Task prompt
From the material below, list every line containing "tiedon".
-- START OF Exercise material --
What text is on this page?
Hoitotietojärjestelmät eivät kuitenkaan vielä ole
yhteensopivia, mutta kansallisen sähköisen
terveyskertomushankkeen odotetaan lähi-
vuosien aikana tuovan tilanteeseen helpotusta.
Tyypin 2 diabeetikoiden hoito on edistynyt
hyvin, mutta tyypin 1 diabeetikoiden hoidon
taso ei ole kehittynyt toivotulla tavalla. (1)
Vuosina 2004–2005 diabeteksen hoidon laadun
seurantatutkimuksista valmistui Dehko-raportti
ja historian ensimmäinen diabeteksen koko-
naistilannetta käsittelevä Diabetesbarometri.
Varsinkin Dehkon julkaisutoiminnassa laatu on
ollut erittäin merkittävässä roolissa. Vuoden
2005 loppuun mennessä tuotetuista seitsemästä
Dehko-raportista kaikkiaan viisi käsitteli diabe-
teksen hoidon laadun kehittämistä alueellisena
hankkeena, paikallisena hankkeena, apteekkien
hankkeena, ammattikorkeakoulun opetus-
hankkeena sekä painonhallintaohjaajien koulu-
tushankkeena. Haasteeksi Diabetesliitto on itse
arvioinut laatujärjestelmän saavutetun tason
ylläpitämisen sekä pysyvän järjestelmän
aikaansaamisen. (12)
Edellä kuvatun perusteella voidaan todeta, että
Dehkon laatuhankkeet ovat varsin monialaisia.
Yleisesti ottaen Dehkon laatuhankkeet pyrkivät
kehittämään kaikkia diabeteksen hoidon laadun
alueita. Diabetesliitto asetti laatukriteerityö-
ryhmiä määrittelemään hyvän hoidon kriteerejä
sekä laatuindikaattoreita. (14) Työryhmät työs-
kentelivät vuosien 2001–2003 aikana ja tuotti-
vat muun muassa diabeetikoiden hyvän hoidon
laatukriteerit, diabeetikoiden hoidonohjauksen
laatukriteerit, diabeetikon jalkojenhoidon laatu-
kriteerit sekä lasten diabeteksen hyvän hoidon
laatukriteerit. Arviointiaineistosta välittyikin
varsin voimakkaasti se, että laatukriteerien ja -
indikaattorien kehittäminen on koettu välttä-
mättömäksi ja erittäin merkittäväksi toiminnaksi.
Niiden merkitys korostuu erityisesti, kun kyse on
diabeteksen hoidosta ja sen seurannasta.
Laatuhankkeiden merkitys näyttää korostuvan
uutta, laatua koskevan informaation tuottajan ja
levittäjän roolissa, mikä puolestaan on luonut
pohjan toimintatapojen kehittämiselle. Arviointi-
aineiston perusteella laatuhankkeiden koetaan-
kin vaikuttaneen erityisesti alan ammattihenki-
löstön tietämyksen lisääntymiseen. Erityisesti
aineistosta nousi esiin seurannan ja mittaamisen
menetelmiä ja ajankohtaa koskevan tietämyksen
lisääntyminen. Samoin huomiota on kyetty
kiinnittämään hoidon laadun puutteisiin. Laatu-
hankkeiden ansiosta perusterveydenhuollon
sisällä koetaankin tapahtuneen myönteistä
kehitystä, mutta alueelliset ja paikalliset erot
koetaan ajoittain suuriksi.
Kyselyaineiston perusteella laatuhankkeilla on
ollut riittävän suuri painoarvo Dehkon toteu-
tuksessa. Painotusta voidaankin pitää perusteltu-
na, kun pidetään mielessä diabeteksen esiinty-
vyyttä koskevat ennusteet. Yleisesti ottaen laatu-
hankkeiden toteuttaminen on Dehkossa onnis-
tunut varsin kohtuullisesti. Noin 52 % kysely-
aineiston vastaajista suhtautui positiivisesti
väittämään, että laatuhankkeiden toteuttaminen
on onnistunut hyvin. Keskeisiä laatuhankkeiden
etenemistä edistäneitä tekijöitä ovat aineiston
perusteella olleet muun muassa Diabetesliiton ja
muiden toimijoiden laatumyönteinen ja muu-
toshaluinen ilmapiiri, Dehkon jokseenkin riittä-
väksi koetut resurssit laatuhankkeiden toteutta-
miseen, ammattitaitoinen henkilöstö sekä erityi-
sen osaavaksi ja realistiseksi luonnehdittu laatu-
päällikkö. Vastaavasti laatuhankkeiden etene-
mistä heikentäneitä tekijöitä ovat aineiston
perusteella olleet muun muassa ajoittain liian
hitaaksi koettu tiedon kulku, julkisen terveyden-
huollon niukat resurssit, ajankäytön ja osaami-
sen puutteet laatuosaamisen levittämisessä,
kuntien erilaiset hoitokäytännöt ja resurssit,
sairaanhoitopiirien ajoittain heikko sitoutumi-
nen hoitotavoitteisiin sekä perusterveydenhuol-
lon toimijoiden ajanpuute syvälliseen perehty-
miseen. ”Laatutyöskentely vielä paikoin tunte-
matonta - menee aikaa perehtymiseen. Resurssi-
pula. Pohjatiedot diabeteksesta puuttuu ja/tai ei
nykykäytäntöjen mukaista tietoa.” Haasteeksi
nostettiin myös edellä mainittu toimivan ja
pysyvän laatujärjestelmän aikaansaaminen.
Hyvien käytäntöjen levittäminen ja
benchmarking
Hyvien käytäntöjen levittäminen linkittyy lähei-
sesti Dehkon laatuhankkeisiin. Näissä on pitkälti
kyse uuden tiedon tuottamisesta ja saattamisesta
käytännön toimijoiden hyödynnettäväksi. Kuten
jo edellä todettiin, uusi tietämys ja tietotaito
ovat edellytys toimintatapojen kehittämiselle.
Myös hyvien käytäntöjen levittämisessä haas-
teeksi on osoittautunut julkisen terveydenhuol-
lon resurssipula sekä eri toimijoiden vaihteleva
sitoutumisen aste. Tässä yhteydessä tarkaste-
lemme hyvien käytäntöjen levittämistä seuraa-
-- END OF Exercise material --
Solution for this exercise
hitaaksi koettu tiedon kulku, julkisen terveyden-
kyse uuden tiedon tuottamisesta ja saattamisesta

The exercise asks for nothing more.